Top of RECORD EXTRACTS

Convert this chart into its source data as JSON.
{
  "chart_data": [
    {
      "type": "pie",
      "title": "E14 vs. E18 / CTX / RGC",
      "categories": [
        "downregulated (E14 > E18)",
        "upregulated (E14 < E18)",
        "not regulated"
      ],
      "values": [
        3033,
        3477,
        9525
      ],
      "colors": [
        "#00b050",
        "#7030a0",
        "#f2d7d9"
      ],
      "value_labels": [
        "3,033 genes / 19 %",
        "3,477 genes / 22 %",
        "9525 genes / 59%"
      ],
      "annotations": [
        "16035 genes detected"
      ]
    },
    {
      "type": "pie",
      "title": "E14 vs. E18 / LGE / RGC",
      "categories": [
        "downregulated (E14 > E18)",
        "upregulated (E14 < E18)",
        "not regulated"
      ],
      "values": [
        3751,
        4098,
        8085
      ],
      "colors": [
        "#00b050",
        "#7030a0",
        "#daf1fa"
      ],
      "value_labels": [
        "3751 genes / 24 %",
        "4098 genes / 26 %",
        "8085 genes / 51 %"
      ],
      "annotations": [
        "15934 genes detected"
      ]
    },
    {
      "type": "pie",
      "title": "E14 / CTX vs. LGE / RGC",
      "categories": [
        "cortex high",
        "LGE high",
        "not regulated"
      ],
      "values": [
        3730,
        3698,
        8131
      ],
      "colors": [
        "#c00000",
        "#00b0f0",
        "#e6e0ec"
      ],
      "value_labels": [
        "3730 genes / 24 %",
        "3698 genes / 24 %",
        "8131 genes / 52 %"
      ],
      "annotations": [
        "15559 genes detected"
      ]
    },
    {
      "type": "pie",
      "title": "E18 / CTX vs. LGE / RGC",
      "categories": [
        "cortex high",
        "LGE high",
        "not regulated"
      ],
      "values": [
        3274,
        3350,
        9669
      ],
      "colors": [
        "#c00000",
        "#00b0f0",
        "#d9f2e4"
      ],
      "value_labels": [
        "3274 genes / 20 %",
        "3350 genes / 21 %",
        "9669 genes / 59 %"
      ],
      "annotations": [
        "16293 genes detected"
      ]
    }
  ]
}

Bottom of RECORD EXTRACTS

## EXERCISE DETAILS
Word for word, restate each of the records above.

## RESULT OF THE EXERCISE
Convert this chart into its source data as JSON.
{
  "chart_data": [
    {
      "type": "pie",
      "title": "E14 vs. E18 / CTX / RGC",
      "categories": [
        "downregulated (E14 > E18)",
        "upregulated (E14 < E18)",
        "not regulated"
      ],
      "values": [
        3033,
        3477,
        9525
      ],
      "colors": [
        "#00b050",
        "#7030a0",
        "#f2d7d9"
      ],
      "value_labels": [
        "3,033 genes / 19 %",
        "3,477 genes / 22 %",
        "9525 genes / 59%"
      ],
      "annotations": [
        "16035 genes detected"
      ]
    },
    {
      "type": "pie",
      "title": "E14 vs. E18 / LGE / RGC",
      "categories": [
        "downregulated (E14 > E18)",
        "upregulated (E14 < E18)",
        "not regulated"
      ],
      "values": [
        3751,
        4098,
        8085
      ],
      "colors": [
        "#00b050",
        "#7030a0",
        "#daf1fa"
      ],
      "value_labels": [
        "3751 genes / 24 %",
        "4098 genes / 26 %",
        "8085 genes / 51 %"
      ],
      "annotations": [
        "15934 genes detected"
      ]
    },
    {
      "type": "pie",
      "title": "E14 / CTX vs. LGE / RGC",
      "categories": [
        "cortex high",
        "LGE high",
        "not regulated"
      ],
      "values": [
        3730,
        3698,
        8131
      ],
      "colors": [
        "#c00000",
        "#00b0f0",
        "#e6e0ec"
      ],
      "value_labels": [
        "3730 genes / 24 %",
        "3698 genes / 24 %",
        "8131 genes / 52 %"
      ],
      "annotations": [
        "15559 genes detected"
      ]
    },
    {
      "type": "pie",
      "title": "E18 / CTX vs. LGE / RGC",
      "categories": [
        "cortex high",
        "LGE high",
        "not regulated"
      ],
      "values": [
        3274,
        3350,
        9669
      ],
      "colors": [
        "#c00000",
        "#00b0f0",
        "#d9f2e4"
      ],
      "value_labels": [
        "3274 genes / 20 %",
        "3350 genes / 21 %",
        "9669 genes / 59 %"
      ],
      "annotations": [
        "16293 genes detected"
      ]
    }
  ]
}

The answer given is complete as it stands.